_TO BE DONE_
Leave out the pictures; transcribe all else exactly.

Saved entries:
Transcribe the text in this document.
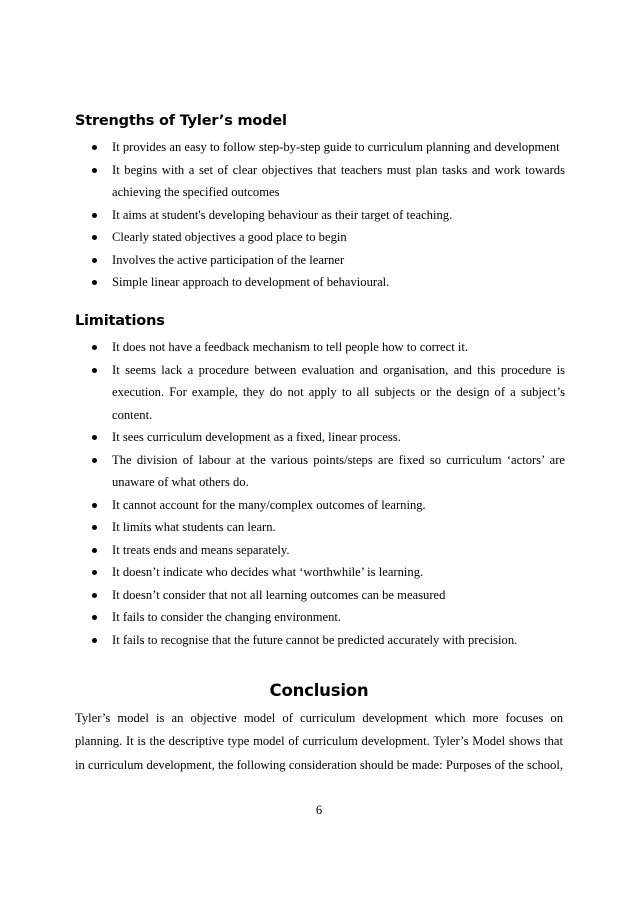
Strengths of Tyler’s model
It provides an easy to follow step-by-step guide to curriculum planning and development
It begins with a set of clear objectives that teachers must plan tasks and work towards achieving the specified outcomes
It aims at student's developing behaviour as their target of teaching.
Clearly stated objectives a good place to begin
Involves the active participation of the learner
Simple linear approach to development of behavioural.
Limitations
It does not have a feedback mechanism to tell people how to correct it.
It seems lack a procedure between evaluation and organisation, and this procedure is execution. For example, they do not apply to all subjects or the design of a subject’s content.
It sees curriculum development as a fixed, linear process.
The division of labour at the various points/steps are fixed so curriculum ‘actors’ are unaware of what others do.
It cannot account for the many/complex outcomes of learning.
It limits what students can learn.
It treats ends and means separately.
It doesn’t indicate who decides what ‘worthwhile’ is learning.
It doesn’t consider that not all learning outcomes can be measured
It fails to consider the changing environment.
It fails to recognise that the future cannot be predicted accurately with precision.
Conclusion

Tyler’s model is an objective model of curriculum development which more focuses on planning. It is the descriptive type model of curriculum development. Tyler’s Model shows that in curriculum development, the following consideration should be made: Purposes of the school,

6
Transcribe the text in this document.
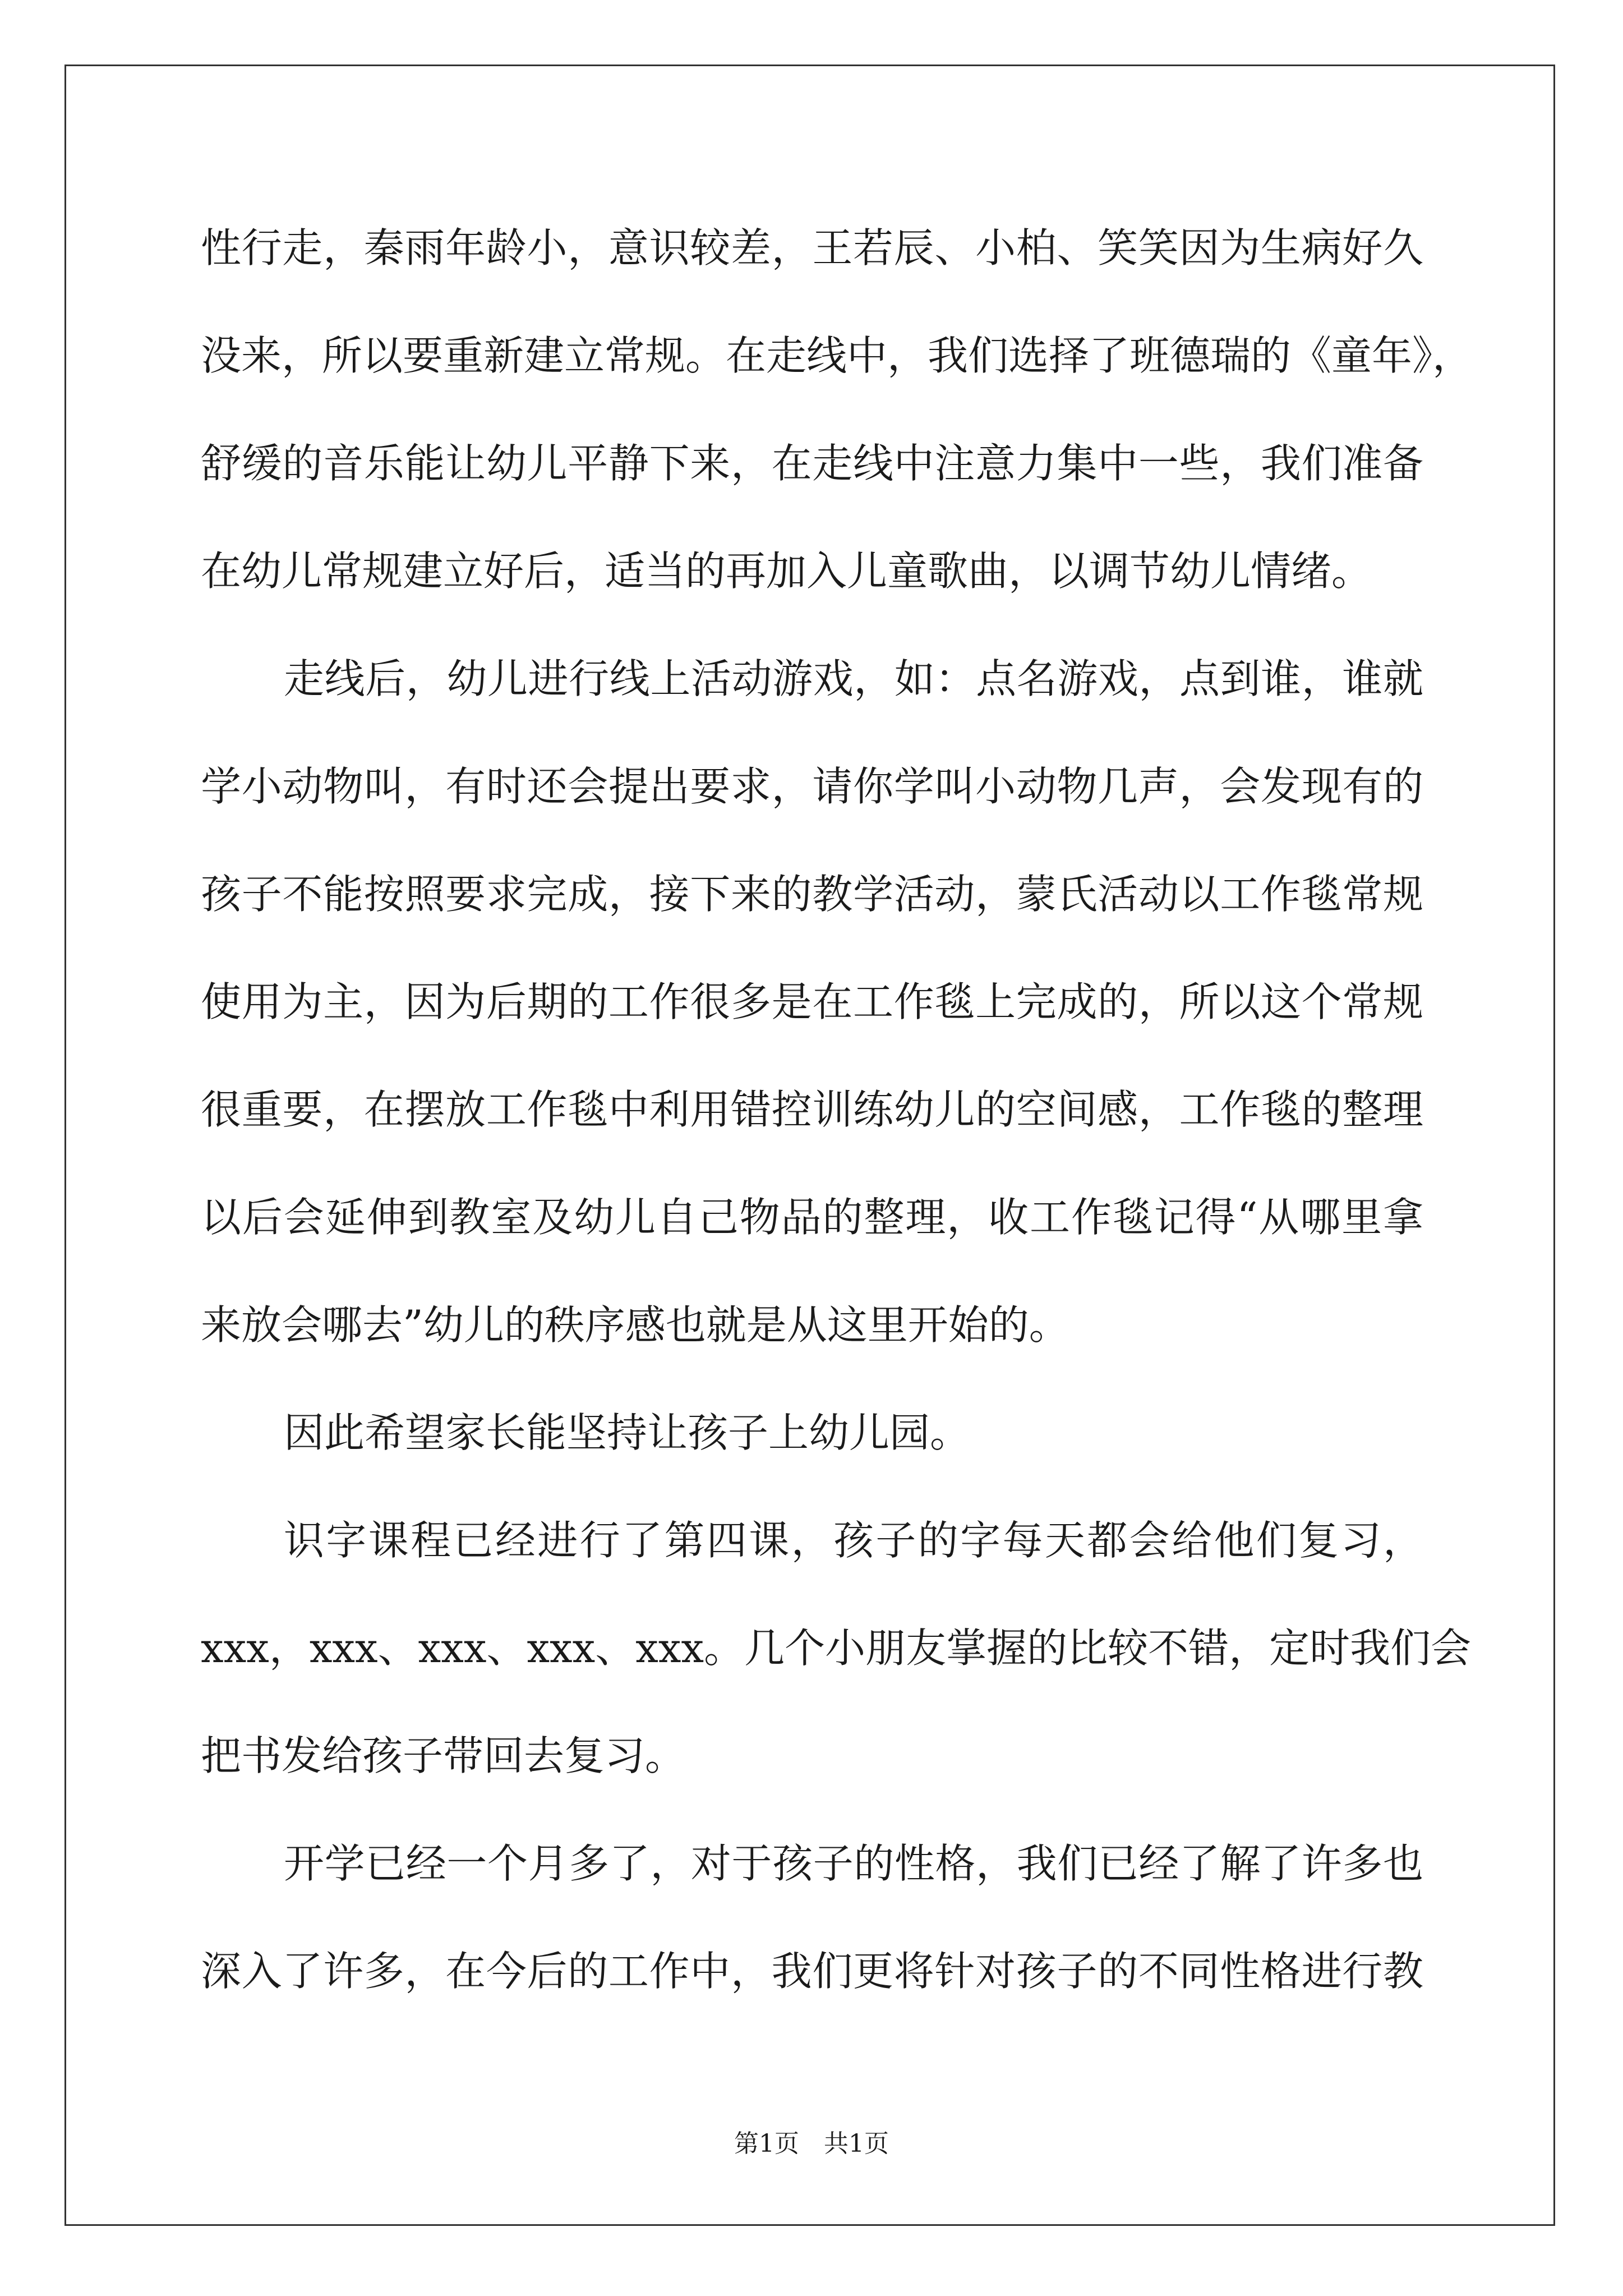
性行走，秦雨年龄小，意识较差，王若辰、小柏、笑笑因为生病好久
没来，所以要重新建立常规。在走线中，我们选择了班德瑞的《童年》，
舒缓的音乐能让幼儿平静下来，在走线中注意力集中一些，我们准备
在幼儿常规建立好后，适当的再加入儿童歌曲，以调节幼儿情绪。
走线后，幼儿进行线上活动游戏，如：点名游戏，点到谁，谁就
学小动物叫，有时还会提出要求，请你学叫小动物几声，会发现有的
孩子不能按照要求完成，接下来的教学活动，蒙氏活动以工作毯常规
使用为主，因为后期的工作很多是在工作毯上完成的，所以这个常规
很重要，在摆放工作毯中利用错控训练幼儿的空间感，工作毯的整理
以后会延伸到教室及幼儿自己物品的整理，收工作毯记得“从哪里拿
来放会哪去”幼儿的秩序感也就是从这里开始的。
因此希望家长能坚持让孩子上幼儿园。
识字课程已经进行了第四课，孩子的字每天都会给他们复习，
xxx，xxx、xxx、xxx、xxx。几个小朋友掌握的比较不错，定时我们会
把书发给孩子带回去复习。
开学已经一个月多了，对于孩子的性格，我们已经了解了许多也
深入了许多，在今后的工作中，我们更将针对孩子的不同性格进行教
第1页　共1页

_RESPONSE TO THIS EXERCISE_
Transcribe the text in this document.
Strengths of Tyler’s model
It provides an easy to follow step-by-step guide to curriculum planning and development
It begins with a set of clear objectives that teachers must plan tasks and work towards achieving the specified outcomes
It aims at student's developing behaviour as their target of teaching.
Clearly stated objectives a good place to begin
Involves the active participation of the learner
Simple linear approach to development of behavioural.
Limitations
It does not have a feedback mechanism to tell people how to correct it.
It seems lack a procedure between evaluation and organisation, and this procedure is execution. For example, they do not apply to all subjects or the design of a subject’s content.
It sees curriculum development as a fixed, linear process.
The division of labour at the various points/steps are fixed so curriculum ‘actors’ are unaware of what others do.
It cannot account for the many/complex outcomes of learning.
It limits what students can learn.
It treats ends and means separately.
It doesn’t indicate who decides what ‘worthwhile’ is learning.
It doesn’t consider that not all learning outcomes can be measured
It fails to consider the changing environment.
It fails to recognise that the future cannot be predicted accurately with precision.
Conclusion

Tyler’s model is an objective model of curriculum development which more focuses on planning. It is the descriptive type model of curriculum development. Tyler’s Model shows that in curriculum development, the following consideration should be made: Purposes of the school,

6
Transcribe the text in this document.
性行走，秦雨年龄小，意识较差，王若辰、小柏、笑笑因为生病好久
没来，所以要重新建立常规。在走线中，我们选择了班德瑞的《童年》，
舒缓的音乐能让幼儿平静下来，在走线中注意力集中一些，我们准备
在幼儿常规建立好后，适当的再加入儿童歌曲，以调节幼儿情绪。
走线后，幼儿进行线上活动游戏，如：点名游戏，点到谁，谁就
学小动物叫，有时还会提出要求，请你学叫小动物几声，会发现有的
孩子不能按照要求完成，接下来的教学活动，蒙氏活动以工作毯常规
使用为主，因为后期的工作很多是在工作毯上完成的，所以这个常规
很重要，在摆放工作毯中利用错控训练幼儿的空间感，工作毯的整理
以后会延伸到教室及幼儿自己物品的整理，收工作毯记得“从哪里拿
来放会哪去”幼儿的秩序感也就是从这里开始的。
因此希望家长能坚持让孩子上幼儿园。
识字课程已经进行了第四课，孩子的字每天都会给他们复习，
xxx，xxx、xxx、xxx、xxx。几个小朋友掌握的比较不错，定时我们会
把书发给孩子带回去复习。
开学已经一个月多了，对于孩子的性格，我们已经了解了许多也
深入了许多，在今后的工作中，我们更将针对孩子的不同性格进行教
第1页　共1页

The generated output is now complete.